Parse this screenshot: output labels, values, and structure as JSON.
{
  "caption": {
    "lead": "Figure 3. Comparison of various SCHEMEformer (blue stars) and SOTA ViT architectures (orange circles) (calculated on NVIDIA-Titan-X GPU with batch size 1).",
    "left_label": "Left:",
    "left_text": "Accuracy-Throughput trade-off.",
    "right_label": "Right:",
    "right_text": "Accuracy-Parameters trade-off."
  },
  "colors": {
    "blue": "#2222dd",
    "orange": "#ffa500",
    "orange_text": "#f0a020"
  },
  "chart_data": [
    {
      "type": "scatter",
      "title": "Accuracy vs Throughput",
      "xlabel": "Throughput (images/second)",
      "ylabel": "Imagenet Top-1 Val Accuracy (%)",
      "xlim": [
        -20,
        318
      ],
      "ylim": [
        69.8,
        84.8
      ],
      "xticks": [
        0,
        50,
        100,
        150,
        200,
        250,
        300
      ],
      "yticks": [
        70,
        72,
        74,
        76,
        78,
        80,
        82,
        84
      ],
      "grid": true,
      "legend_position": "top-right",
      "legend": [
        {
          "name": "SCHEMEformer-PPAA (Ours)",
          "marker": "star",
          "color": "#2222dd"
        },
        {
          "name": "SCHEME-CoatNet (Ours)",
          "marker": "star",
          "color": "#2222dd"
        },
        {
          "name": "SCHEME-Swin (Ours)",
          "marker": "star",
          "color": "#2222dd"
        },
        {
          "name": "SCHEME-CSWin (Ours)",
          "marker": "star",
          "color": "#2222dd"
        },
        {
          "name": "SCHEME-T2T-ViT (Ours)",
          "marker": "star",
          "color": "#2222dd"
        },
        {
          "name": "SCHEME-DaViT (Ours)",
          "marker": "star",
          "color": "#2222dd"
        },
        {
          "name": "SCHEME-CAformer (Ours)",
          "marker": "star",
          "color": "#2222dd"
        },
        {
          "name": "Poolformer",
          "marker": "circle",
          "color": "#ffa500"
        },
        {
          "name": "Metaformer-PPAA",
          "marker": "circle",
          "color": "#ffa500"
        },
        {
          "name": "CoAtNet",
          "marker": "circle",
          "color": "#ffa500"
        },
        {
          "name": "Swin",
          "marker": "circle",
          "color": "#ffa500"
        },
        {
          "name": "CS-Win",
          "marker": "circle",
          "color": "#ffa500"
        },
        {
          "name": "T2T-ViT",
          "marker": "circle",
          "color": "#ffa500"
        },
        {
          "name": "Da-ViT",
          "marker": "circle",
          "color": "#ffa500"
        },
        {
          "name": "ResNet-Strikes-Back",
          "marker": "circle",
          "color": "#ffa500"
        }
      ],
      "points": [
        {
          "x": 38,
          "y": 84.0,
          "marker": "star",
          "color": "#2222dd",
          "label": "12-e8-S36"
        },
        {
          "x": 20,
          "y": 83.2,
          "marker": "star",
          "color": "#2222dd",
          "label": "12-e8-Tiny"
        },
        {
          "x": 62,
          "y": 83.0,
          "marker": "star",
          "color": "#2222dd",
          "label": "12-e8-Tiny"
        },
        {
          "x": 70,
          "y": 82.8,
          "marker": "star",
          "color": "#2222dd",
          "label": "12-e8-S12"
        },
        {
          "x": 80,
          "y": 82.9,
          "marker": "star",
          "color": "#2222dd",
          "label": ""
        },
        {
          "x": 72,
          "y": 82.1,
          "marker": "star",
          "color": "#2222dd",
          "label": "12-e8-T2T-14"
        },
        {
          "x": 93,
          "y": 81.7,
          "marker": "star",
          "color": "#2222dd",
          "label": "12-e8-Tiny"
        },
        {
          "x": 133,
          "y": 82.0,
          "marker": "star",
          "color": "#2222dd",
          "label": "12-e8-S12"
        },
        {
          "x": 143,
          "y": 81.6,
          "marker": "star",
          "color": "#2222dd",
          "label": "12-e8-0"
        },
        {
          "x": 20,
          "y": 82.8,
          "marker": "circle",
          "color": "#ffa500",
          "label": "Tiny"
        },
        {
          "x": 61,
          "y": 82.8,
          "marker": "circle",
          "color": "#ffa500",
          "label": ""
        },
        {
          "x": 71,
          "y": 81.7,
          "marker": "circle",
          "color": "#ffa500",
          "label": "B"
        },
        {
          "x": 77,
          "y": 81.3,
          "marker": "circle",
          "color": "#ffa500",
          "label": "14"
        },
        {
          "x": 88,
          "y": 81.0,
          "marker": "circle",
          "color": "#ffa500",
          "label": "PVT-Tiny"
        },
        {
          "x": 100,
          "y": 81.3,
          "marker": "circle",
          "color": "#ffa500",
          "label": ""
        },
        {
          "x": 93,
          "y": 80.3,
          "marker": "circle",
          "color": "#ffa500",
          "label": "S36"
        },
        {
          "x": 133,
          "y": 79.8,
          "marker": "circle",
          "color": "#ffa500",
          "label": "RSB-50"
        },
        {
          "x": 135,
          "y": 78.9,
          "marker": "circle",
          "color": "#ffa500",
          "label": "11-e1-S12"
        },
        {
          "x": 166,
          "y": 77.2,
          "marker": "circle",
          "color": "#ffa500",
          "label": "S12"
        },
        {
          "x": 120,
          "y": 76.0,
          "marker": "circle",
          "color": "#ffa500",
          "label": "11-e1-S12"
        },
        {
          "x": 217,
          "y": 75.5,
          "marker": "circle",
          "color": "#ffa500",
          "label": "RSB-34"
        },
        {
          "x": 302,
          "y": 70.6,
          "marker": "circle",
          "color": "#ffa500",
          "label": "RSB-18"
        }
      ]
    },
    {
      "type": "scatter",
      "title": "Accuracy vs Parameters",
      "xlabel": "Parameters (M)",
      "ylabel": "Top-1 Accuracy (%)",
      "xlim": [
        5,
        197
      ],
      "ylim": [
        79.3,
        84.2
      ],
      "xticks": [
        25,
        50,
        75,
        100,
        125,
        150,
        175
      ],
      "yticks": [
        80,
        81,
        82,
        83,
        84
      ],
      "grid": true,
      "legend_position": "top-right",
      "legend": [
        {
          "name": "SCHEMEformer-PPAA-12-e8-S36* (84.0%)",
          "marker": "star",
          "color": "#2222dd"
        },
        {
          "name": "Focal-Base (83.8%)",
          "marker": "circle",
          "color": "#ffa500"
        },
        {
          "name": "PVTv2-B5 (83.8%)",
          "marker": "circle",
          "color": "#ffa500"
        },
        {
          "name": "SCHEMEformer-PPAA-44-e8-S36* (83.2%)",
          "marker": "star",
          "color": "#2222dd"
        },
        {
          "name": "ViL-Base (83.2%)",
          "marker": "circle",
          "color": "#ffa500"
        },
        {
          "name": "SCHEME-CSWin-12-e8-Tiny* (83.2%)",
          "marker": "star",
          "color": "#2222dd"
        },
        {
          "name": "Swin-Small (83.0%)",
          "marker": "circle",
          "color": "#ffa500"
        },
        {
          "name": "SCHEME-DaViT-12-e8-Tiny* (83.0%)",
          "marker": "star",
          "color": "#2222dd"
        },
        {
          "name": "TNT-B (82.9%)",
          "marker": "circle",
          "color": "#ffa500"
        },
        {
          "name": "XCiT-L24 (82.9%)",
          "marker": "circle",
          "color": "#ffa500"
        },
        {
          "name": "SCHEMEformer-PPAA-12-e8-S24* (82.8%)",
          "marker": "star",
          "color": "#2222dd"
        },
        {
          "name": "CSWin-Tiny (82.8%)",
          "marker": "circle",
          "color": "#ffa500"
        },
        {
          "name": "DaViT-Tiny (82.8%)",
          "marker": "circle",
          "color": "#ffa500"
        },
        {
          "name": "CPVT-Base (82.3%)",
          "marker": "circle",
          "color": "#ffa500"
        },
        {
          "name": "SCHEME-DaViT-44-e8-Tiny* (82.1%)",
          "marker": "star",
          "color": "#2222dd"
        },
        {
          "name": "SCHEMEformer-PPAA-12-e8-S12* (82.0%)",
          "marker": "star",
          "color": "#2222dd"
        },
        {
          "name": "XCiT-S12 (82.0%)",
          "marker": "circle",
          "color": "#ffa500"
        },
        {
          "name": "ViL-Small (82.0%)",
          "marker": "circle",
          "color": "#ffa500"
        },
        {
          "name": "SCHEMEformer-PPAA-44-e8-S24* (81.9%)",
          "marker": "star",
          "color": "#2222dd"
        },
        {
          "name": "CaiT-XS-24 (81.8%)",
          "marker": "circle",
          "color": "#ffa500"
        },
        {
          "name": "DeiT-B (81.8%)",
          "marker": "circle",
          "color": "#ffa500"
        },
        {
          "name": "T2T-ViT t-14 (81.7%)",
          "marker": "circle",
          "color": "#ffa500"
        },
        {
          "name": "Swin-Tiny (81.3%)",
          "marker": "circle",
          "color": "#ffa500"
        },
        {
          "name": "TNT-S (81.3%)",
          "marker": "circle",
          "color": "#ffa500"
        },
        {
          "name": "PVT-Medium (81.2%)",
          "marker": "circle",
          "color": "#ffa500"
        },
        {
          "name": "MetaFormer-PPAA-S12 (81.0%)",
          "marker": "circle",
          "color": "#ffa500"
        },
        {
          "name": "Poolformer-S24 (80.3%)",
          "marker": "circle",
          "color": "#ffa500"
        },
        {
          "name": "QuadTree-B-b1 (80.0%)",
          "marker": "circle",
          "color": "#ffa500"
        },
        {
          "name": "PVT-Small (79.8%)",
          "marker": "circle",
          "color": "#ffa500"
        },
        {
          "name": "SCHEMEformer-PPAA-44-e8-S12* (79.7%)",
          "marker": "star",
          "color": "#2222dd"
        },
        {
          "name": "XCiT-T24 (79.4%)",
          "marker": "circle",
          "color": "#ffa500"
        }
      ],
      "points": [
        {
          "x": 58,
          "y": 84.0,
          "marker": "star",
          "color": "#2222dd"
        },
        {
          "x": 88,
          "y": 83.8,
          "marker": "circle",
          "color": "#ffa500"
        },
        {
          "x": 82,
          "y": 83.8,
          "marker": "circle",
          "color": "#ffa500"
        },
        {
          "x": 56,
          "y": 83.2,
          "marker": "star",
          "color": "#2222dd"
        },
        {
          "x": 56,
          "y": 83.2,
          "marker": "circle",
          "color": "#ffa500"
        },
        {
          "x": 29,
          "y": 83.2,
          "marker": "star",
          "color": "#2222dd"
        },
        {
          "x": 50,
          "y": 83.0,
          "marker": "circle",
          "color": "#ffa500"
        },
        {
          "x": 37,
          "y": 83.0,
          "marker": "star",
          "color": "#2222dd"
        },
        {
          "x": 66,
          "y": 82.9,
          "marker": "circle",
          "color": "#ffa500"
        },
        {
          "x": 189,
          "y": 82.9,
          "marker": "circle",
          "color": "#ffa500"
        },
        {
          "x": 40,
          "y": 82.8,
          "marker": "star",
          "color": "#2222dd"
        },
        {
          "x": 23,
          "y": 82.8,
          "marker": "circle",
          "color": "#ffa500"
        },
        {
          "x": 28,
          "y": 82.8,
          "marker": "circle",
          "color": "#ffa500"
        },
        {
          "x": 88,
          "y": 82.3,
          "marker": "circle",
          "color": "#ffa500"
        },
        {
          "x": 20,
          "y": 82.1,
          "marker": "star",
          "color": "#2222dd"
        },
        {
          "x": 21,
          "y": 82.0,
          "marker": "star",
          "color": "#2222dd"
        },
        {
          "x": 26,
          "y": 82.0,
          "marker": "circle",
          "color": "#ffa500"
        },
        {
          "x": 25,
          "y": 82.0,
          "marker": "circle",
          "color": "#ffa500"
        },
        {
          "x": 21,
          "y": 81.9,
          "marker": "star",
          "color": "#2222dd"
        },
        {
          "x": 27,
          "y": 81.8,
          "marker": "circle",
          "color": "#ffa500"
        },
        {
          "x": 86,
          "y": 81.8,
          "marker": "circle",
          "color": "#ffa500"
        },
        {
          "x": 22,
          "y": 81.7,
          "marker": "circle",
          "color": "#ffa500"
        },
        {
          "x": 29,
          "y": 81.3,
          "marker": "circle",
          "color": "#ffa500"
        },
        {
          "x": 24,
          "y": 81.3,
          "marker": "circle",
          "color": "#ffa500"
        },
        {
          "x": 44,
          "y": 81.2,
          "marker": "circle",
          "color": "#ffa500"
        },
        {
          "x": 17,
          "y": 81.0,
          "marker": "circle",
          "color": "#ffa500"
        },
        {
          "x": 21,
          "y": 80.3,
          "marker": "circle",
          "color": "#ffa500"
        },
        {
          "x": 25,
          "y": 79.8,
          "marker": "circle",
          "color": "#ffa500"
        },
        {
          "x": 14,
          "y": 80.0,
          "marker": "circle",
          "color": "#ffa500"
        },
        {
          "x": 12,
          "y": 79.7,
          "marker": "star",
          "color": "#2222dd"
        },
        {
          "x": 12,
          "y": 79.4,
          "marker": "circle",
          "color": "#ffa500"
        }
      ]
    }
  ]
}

· · ·

● What you should do: Find the lines holding "Base" and list every one.

● Final result:
          "name": "Focal-Base (83.8%)",
          "name": "ViL-Base (83.2%)",
          "name": "CPVT-Base (82.3%)",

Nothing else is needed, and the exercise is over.